◆ **Task prompt**
Check each line of the listing, and copy it if it contains the word "包括保障机构正常运转".
*****
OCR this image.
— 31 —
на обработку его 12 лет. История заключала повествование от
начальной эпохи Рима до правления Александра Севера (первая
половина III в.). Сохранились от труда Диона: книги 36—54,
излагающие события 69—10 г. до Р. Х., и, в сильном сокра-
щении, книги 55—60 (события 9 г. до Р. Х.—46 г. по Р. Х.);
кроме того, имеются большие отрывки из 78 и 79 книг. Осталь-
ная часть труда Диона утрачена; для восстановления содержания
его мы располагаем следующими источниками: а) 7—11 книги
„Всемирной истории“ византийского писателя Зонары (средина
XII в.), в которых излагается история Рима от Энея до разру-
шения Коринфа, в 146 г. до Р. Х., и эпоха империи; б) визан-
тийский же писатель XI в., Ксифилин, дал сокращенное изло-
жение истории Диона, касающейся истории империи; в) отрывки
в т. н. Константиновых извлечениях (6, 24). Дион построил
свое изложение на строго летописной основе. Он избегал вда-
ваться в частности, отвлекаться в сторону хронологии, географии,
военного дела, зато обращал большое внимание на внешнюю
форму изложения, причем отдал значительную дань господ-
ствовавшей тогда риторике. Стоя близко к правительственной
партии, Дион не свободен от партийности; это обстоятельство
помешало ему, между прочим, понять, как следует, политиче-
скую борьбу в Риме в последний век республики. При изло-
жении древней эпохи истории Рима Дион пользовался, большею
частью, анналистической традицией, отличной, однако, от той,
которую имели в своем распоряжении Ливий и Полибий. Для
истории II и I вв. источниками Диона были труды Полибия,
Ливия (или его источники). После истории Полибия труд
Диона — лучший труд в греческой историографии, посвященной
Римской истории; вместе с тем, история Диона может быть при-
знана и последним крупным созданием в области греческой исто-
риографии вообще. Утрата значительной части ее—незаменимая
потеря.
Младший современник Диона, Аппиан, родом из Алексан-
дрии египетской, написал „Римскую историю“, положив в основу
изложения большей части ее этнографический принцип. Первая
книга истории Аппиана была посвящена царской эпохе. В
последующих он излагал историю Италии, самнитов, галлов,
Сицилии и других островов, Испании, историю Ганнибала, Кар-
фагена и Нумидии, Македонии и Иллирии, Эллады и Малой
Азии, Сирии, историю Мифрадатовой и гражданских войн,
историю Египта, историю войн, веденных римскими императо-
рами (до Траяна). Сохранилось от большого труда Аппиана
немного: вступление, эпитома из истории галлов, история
*****
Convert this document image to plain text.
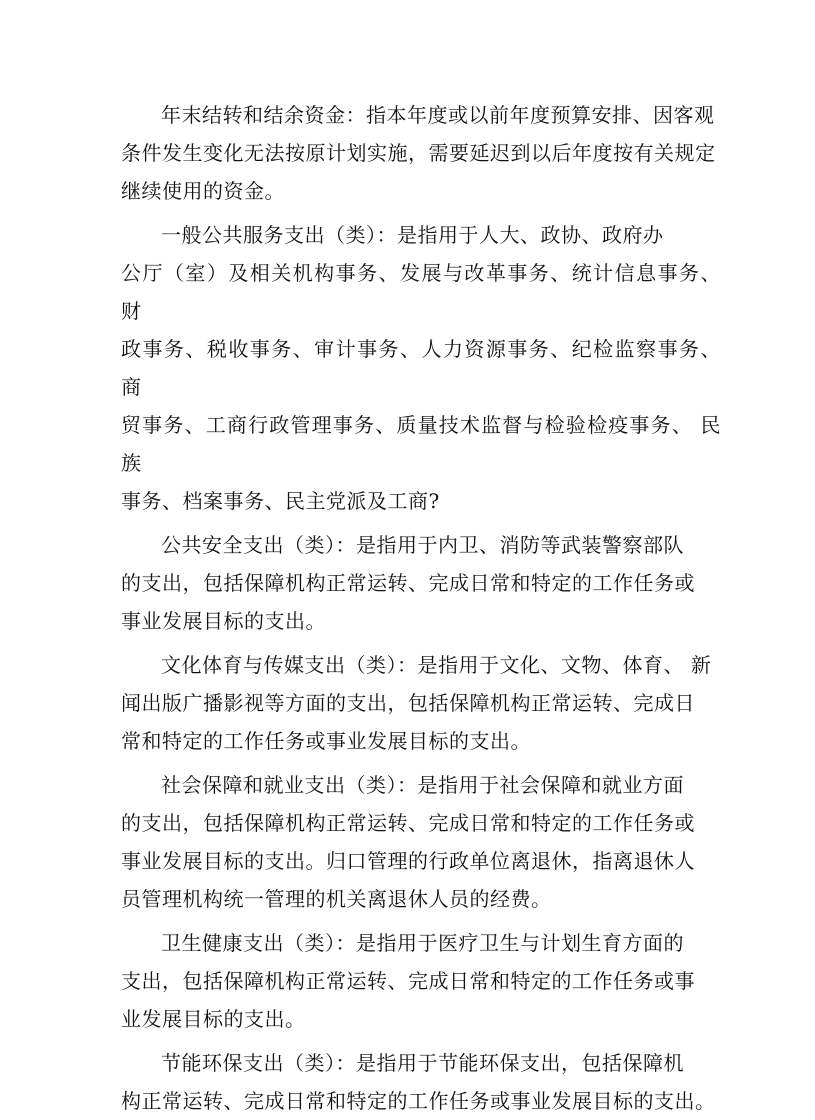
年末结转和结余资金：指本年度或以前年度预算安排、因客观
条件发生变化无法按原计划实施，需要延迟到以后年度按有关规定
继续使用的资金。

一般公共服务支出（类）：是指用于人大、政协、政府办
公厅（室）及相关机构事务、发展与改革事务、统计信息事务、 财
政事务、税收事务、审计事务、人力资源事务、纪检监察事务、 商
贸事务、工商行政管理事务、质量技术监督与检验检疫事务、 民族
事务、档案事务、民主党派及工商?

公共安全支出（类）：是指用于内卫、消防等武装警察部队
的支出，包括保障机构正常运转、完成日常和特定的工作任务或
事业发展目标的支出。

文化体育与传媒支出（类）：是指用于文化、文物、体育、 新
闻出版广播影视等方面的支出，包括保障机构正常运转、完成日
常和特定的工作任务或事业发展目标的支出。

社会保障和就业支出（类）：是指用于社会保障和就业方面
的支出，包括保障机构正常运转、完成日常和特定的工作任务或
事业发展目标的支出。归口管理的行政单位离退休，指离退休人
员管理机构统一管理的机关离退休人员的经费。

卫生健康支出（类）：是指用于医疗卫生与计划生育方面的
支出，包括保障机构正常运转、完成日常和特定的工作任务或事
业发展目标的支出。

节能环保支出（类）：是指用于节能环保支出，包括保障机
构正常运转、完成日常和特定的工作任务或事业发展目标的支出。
*****
◆ **Answer to this task**
的支出，包括保障机构正常运转、完成日常和特定的工作任务或
闻出版广播影视等方面的支出，包括保障机构正常运转、完成日
的支出，包括保障机构正常运转、完成日常和特定的工作任务或
支出，包括保障机构正常运转、完成日常和特定的工作任务或事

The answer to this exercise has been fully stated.